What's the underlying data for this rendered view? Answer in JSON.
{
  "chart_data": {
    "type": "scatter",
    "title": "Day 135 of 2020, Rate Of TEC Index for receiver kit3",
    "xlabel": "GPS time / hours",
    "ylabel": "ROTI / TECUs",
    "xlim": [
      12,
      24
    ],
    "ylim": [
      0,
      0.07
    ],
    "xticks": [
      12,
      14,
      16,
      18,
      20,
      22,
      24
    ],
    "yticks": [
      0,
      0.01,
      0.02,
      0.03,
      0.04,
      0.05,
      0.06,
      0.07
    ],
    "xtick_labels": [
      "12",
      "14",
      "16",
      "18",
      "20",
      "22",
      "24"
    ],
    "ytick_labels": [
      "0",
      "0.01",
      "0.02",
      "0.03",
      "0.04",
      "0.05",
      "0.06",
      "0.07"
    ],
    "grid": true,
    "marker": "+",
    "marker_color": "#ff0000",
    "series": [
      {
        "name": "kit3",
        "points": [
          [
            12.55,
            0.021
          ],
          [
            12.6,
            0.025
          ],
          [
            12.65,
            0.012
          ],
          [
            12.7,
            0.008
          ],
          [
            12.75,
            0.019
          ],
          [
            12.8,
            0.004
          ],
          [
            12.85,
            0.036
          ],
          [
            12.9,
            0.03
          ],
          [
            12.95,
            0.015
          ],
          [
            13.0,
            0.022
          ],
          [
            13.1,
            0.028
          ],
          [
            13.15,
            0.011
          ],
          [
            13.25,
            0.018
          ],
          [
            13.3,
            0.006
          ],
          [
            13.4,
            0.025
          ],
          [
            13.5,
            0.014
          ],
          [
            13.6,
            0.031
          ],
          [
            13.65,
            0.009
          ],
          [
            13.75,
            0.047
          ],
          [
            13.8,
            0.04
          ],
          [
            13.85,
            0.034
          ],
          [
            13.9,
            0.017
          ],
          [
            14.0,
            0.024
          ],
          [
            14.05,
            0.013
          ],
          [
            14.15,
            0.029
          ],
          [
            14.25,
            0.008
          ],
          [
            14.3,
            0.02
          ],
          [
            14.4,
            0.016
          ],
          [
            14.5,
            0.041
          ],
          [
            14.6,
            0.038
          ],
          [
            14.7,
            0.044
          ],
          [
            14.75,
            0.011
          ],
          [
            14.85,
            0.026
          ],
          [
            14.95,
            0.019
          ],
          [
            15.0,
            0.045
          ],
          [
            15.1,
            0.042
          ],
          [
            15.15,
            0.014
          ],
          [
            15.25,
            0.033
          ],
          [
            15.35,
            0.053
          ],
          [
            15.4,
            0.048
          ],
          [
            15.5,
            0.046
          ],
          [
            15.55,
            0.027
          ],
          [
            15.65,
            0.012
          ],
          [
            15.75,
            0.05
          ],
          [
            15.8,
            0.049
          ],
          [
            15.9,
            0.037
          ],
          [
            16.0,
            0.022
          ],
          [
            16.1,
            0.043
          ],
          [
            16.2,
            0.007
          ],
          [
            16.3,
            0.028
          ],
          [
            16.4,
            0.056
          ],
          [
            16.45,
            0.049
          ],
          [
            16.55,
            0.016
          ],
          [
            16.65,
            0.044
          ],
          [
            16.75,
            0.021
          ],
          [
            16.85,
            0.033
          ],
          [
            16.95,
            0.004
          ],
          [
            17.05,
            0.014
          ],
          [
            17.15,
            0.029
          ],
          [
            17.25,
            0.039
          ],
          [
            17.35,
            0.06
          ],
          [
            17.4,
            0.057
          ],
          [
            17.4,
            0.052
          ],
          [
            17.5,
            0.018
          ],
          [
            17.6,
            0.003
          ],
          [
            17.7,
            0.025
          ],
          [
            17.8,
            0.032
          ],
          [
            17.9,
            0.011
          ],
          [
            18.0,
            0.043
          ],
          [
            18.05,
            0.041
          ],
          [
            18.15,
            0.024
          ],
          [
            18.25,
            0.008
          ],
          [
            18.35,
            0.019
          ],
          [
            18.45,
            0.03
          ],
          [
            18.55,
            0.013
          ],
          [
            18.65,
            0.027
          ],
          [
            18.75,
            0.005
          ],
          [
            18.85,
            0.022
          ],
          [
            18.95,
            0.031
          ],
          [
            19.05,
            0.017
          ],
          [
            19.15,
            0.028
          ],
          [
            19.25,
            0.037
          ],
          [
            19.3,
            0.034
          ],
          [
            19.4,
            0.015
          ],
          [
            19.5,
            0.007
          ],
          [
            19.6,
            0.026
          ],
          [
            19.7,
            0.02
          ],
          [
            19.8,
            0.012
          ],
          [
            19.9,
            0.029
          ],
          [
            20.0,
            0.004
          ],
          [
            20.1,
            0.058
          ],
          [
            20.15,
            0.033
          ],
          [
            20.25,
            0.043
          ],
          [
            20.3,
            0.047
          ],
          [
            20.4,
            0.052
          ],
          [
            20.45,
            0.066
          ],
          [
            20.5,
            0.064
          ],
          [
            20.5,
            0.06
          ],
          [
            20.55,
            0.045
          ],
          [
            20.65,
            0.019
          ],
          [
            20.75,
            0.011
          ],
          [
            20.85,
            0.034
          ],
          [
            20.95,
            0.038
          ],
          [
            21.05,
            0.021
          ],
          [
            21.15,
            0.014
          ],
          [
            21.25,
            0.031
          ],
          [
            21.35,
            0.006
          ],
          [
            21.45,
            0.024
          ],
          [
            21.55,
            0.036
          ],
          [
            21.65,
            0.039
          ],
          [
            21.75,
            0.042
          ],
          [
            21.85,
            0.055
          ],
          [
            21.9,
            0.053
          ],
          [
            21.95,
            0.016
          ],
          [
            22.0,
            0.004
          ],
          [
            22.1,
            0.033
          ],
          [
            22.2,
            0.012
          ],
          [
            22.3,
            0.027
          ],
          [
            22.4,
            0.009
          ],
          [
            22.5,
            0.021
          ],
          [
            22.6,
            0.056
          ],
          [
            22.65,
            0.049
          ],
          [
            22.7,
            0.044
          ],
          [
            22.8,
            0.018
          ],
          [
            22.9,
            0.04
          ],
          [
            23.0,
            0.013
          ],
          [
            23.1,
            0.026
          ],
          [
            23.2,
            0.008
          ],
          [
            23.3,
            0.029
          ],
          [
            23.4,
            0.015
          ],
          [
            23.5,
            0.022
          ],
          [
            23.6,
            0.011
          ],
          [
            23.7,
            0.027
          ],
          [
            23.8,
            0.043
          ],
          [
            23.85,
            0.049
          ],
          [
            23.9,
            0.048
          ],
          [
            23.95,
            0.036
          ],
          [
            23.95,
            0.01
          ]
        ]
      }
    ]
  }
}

------------------------

Given request: Reproduce the entries above exactly.

The reply:
What's the underlying data for this rendered view? Answer in JSON.
{
  "chart_data": {
    "type": "scatter",
    "title": "Day 135 of 2020, Rate Of TEC Index for receiver kit3",
    "xlabel": "GPS time / hours",
    "ylabel": "ROTI / TECUs",
    "xlim": [
      12,
      24
    ],
    "ylim": [
      0,
      0.07
    ],
    "xticks": [
      12,
      14,
      16,
      18,
      20,
      22,
      24
    ],
    "yticks": [
      0,
      0.01,
      0.02,
      0.03,
      0.04,
      0.05,
      0.06,
      0.07
    ],
    "xtick_labels": [
      "12",
      "14",
      "16",
      "18",
      "20",
      "22",
      "24"
    ],
    "ytick_labels": [
      "0",
      "0.01",
      "0.02",
      "0.03",
      "0.04",
      "0.05",
      "0.06",
      "0.07"
    ],
    "grid": true,
    "marker": "+",
    "marker_color": "#ff0000",
    "series": [
      {
        "name": "kit3",
        "points": [
          [
            12.55,
            0.021
          ],
          [
            12.6,
            0.025
          ],
          [
            12.65,
            0.012
          ],
          [
            12.7,
            0.008
          ],
          [
            12.75,
            0.019
          ],
          [
            12.8,
            0.004
          ],
          [
            12.85,
            0.036
          ],
          [
            12.9,
            0.03
          ],
          [
            12.95,
            0.015
          ],
          [
            13.0,
            0.022
          ],
          [
            13.1,
            0.028
          ],
          [
            13.15,
            0.011
          ],
          [
            13.25,
            0.018
          ],
          [
            13.3,
            0.006
          ],
          [
            13.4,
            0.025
          ],
          [
            13.5,
            0.014
          ],
          [
            13.6,
            0.031
          ],
          [
            13.65,
            0.009
          ],
          [
            13.75,
            0.047
          ],
          [
            13.8,
            0.04
          ],
          [
            13.85,
            0.034
          ],
          [
            13.9,
            0.017
          ],
          [
            14.0,
            0.024
          ],
          [
            14.05,
            0.013
          ],
          [
            14.15,
            0.029
          ],
          [
            14.25,
            0.008
          ],
          [
            14.3,
            0.02
          ],
          [
            14.4,
            0.016
          ],
          [
            14.5,
            0.041
          ],
          [
            14.6,
            0.038
          ],
          [
            14.7,
            0.044
          ],
          [
            14.75,
            0.011
          ],
          [
            14.85,
            0.026
          ],
          [
            14.95,
            0.019
          ],
          [
            15.0,
            0.045
          ],
          [
            15.1,
            0.042
          ],
          [
            15.15,
            0.014
          ],
          [
            15.25,
            0.033
          ],
          [
            15.35,
            0.053
          ],
          [
            15.4,
            0.048
          ],
          [
            15.5,
            0.046
          ],
          [
            15.55,
            0.027
          ],
          [
            15.65,
            0.012
          ],
          [
            15.75,
            0.05
          ],
          [
            15.8,
            0.049
          ],
          [
            15.9,
            0.037
          ],
          [
            16.0,
            0.022
          ],
          [
            16.1,
            0.043
          ],
          [
            16.2,
            0.007
          ],
          [
            16.3,
            0.028
          ],
          [
            16.4,
            0.056
          ],
          [
            16.45,
            0.049
          ],
          [
            16.55,
            0.016
          ],
          [
            16.65,
            0.044
          ],
          [
            16.75,
            0.021
          ],
          [
            16.85,
            0.033
          ],
          [
            16.95,
            0.004
          ],
          [
            17.05,
            0.014
          ],
          [
            17.15,
            0.029
          ],
          [
            17.25,
            0.039
          ],
          [
            17.35,
            0.06
          ],
          [
            17.4,
            0.057
          ],
          [
            17.4,
            0.052
          ],
          [
            17.5,
            0.018
          ],
          [
            17.6,
            0.003
          ],
          [
            17.7,
            0.025
          ],
          [
            17.8,
            0.032
          ],
          [
            17.9,
            0.011
          ],
          [
            18.0,
            0.043
          ],
          [
            18.05,
            0.041
          ],
          [
            18.15,
            0.024
          ],
          [
            18.25,
            0.008
          ],
          [
            18.35,
            0.019
          ],
          [
            18.45,
            0.03
          ],
          [
            18.55,
            0.013
          ],
          [
            18.65,
            0.027
          ],
          [
            18.75,
            0.005
          ],
          [
            18.85,
            0.022
          ],
          [
            18.95,
            0.031
          ],
          [
            19.05,
            0.017
          ],
          [
            19.15,
            0.028
          ],
          [
            19.25,
            0.037
          ],
          [
            19.3,
            0.034
          ],
          [
            19.4,
            0.015
          ],
          [
            19.5,
            0.007
          ],
          [
            19.6,
            0.026
          ],
          [
            19.7,
            0.02
          ],
          [
            19.8,
            0.012
          ],
          [
            19.9,
            0.029
          ],
          [
            20.0,
            0.004
          ],
          [
            20.1,
            0.058
          ],
          [
            20.15,
            0.033
          ],
          [
            20.25,
            0.043
          ],
          [
            20.3,
            0.047
          ],
          [
            20.4,
            0.052
          ],
          [
            20.45,
            0.066
          ],
          [
            20.5,
            0.064
          ],
          [
            20.5,
            0.06
          ],
          [
            20.55,
            0.045
          ],
          [
            20.65,
            0.019
          ],
          [
            20.75,
            0.011
          ],
          [
            20.85,
            0.034
          ],
          [
            20.95,
            0.038
          ],
          [
            21.05,
            0.021
          ],
          [
            21.15,
            0.014
          ],
          [
            21.25,
            0.031
          ],
          [
            21.35,
            0.006
          ],
          [
            21.45,
            0.024
          ],
          [
            21.55,
            0.036
          ],
          [
            21.65,
            0.039
          ],
          [
            21.75,
            0.042
          ],
          [
            21.85,
            0.055
          ],
          [
            21.9,
            0.053
          ],
          [
            21.95,
            0.016
          ],
          [
            22.0,
            0.004
          ],
          [
            22.1,
            0.033
          ],
          [
            22.2,
            0.012
          ],
          [
            22.3,
            0.027
          ],
          [
            22.4,
            0.009
          ],
          [
            22.5,
            0.021
          ],
          [
            22.6,
            0.056
          ],
          [
            22.65,
            0.049
          ],
          [
            22.7,
            0.044
          ],
          [
            22.8,
            0.018
          ],
          [
            22.9,
            0.04
          ],
          [
            23.0,
            0.013
          ],
          [
            23.1,
            0.026
          ],
          [
            23.2,
            0.008
          ],
          [
            23.3,
            0.029
          ],
          [
            23.4,
            0.015
          ],
          [
            23.5,
            0.022
          ],
          [
            23.6,
            0.011
          ],
          [
            23.7,
            0.027
          ],
          [
            23.8,
            0.043
          ],
          [
            23.85,
            0.049
          ],
          [
            23.9,
            0.048
          ],
          [
            23.95,
            0.036
          ],
          [
            23.95,
            0.01
          ]
        ]
      }
    ]
  }
}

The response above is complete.